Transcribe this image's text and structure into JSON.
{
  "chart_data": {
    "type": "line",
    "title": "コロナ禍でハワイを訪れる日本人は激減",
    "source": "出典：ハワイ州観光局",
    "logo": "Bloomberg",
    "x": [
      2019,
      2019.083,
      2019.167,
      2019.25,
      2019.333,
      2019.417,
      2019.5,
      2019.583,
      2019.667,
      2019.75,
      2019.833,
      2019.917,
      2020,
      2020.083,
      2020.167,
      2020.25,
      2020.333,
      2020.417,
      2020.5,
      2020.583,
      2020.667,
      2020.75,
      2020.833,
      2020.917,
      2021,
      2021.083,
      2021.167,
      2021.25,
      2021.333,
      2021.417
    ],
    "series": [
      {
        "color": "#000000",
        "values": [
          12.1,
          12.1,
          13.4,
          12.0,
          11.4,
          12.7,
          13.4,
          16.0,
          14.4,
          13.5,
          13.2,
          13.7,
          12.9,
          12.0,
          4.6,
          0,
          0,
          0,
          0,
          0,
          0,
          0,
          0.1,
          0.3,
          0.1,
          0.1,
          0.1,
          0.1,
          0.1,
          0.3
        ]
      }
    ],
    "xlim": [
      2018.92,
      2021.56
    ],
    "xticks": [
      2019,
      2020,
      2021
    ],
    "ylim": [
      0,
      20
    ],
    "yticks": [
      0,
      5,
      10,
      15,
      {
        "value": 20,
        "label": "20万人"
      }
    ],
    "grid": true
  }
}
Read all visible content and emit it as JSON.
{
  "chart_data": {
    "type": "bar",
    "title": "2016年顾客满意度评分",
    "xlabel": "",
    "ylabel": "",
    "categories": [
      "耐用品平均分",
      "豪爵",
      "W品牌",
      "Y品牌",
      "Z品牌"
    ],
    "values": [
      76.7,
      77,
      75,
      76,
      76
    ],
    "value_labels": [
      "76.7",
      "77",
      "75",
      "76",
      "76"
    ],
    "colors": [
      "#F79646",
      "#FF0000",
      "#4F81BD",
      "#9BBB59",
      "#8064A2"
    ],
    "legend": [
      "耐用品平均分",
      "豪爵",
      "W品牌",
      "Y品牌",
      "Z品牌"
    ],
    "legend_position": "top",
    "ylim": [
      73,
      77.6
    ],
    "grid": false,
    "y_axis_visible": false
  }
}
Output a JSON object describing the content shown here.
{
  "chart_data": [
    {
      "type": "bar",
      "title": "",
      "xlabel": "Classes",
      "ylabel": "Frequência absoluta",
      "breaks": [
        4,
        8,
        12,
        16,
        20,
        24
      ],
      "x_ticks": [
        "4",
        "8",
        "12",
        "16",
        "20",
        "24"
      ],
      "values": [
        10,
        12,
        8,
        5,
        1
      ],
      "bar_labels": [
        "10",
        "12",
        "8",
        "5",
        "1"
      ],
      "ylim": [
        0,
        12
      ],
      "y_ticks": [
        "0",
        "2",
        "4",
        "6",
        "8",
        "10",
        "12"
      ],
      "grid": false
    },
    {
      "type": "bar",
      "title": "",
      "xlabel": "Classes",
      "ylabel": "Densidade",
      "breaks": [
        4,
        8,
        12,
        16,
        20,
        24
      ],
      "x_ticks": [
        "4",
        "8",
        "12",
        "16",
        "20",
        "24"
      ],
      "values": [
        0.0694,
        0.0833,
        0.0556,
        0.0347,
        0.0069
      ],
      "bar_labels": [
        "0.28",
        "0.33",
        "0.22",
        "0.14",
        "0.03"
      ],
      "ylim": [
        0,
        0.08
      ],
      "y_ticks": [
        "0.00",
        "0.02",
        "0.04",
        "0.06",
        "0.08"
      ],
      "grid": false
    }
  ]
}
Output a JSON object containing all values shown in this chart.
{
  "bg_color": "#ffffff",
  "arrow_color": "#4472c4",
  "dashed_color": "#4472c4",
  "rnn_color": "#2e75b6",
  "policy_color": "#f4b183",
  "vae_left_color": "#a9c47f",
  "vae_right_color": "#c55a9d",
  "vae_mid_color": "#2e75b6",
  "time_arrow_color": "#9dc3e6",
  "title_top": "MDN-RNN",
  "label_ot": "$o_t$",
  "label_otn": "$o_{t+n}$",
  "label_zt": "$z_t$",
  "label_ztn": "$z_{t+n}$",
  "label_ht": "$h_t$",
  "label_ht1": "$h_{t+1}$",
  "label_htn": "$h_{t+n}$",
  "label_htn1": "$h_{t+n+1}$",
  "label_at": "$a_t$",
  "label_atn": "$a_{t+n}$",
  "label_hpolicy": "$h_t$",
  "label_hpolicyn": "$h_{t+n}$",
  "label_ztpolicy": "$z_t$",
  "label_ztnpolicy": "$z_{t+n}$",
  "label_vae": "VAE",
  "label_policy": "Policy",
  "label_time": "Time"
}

→ **WHAT YOU WILL DO**
Quote each line of the data above exactly as written.

→ **SOLUTION TO THIS TASK**
Transcribe this image's text and structure into JSON.
{
  "chart_data": {
    "type": "line",
    "title": "コロナ禍でハワイを訪れる日本人は激減",
    "source": "出典：ハワイ州観光局",
    "logo": "Bloomberg",
    "x": [
      2019,
      2019.083,
      2019.167,
      2019.25,
      2019.333,
      2019.417,
      2019.5,
      2019.583,
      2019.667,
      2019.75,
      2019.833,
      2019.917,
      2020,
      2020.083,
      2020.167,
      2020.25,
      2020.333,
      2020.417,
      2020.5,
      2020.583,
      2020.667,
      2020.75,
      2020.833,
      2020.917,
      2021,
      2021.083,
      2021.167,
      2021.25,
      2021.333,
      2021.417
    ],
    "series": [
      {
        "color": "#000000",
        "values": [
          12.1,
          12.1,
          13.4,
          12.0,
          11.4,
          12.7,
          13.4,
          16.0,
          14.4,
          13.5,
          13.2,
          13.7,
          12.9,
          12.0,
          4.6,
          0,
          0,
          0,
          0,
          0,
          0,
          0,
          0.1,
          0.3,
          0.1,
          0.1,
          0.1,
          0.1,
          0.1,
          0.3
        ]
      }
    ],
    "xlim": [
      2018.92,
      2021.56
    ],
    "xticks": [
      2019,
      2020,
      2021
    ],
    "ylim": [
      0,
      20
    ],
    "yticks": [
      0,
      5,
      10,
      15,
      {
        "value": 20,
        "label": "20万人"
      }
    ],
    "grid": true
  }
}
Read all visible content and emit it as JSON.
{
  "chart_data": {
    "type": "bar",
    "title": "2016年顾客满意度评分",
    "xlabel": "",
    "ylabel": "",
    "categories": [
      "耐用品平均分",
      "豪爵",
      "W品牌",
      "Y品牌",
      "Z品牌"
    ],
    "values": [
      76.7,
      77,
      75,
      76,
      76
    ],
    "value_labels": [
      "76.7",
      "77",
      "75",
      "76",
      "76"
    ],
    "colors": [
      "#F79646",
      "#FF0000",
      "#4F81BD",
      "#9BBB59",
      "#8064A2"
    ],
    "legend": [
      "耐用品平均分",
      "豪爵",
      "W品牌",
      "Y品牌",
      "Z品牌"
    ],
    "legend_position": "top",
    "ylim": [
      73,
      77.6
    ],
    "grid": false,
    "y_axis_visible": false
  }
}
Output a JSON object describing the content shown here.
{
  "chart_data": [
    {
      "type": "bar",
      "title": "",
      "xlabel": "Classes",
      "ylabel": "Frequência absoluta",
      "breaks": [
        4,
        8,
        12,
        16,
        20,
        24
      ],
      "x_ticks": [
        "4",
        "8",
        "12",
        "16",
        "20",
        "24"
      ],
      "values": [
        10,
        12,
        8,
        5,
        1
      ],
      "bar_labels": [
        "10",
        "12",
        "8",
        "5",
        "1"
      ],
      "ylim": [
        0,
        12
      ],
      "y_ticks": [
        "0",
        "2",
        "4",
        "6",
        "8",
        "10",
        "12"
      ],
      "grid": false
    },
    {
      "type": "bar",
      "title": "",
      "xlabel": "Classes",
      "ylabel": "Densidade",
      "breaks": [
        4,
        8,
        12,
        16,
        20,
        24
      ],
      "x_ticks": [
        "4",
        "8",
        "12",
        "16",
        "20",
        "24"
      ],
      "values": [
        0.0694,
        0.0833,
        0.0556,
        0.0347,
        0.0069
      ],
      "bar_labels": [
        "0.28",
        "0.33",
        "0.22",
        "0.14",
        "0.03"
      ],
      "ylim": [
        0,
        0.08
      ],
      "y_ticks": [
        "0.00",
        "0.02",
        "0.04",
        "0.06",
        "0.08"
      ],
      "grid": false
    }
  ]
}
Output a JSON object containing all values shown in this chart.
{
  "bg_color": "#ffffff",
  "arrow_color": "#4472c4",
  "dashed_color": "#4472c4",
  "rnn_color": "#2e75b6",
  "policy_color": "#f4b183",
  "vae_left_color": "#a9c47f",
  "vae_right_color": "#c55a9d",
  "vae_mid_color": "#2e75b6",
  "time_arrow_color": "#9dc3e6",
  "title_top": "MDN-RNN",
  "label_ot": "$o_t$",
  "label_otn": "$o_{t+n}$",
  "label_zt": "$z_t$",
  "label_ztn": "$z_{t+n}$",
  "label_ht": "$h_t$",
  "label_ht1": "$h_{t+1}$",
  "label_htn": "$h_{t+n}$",
  "label_htn1": "$h_{t+n+1}$",
  "label_at": "$a_t$",
  "label_atn": "$a_{t+n}$",
  "label_hpolicy": "$h_t$",
  "label_hpolicyn": "$h_{t+n}$",
  "label_ztpolicy": "$z_t$",
  "label_ztnpolicy": "$z_{t+n}$",
  "label_vae": "VAE",
  "label_policy": "Policy",
  "label_time": "Time"
}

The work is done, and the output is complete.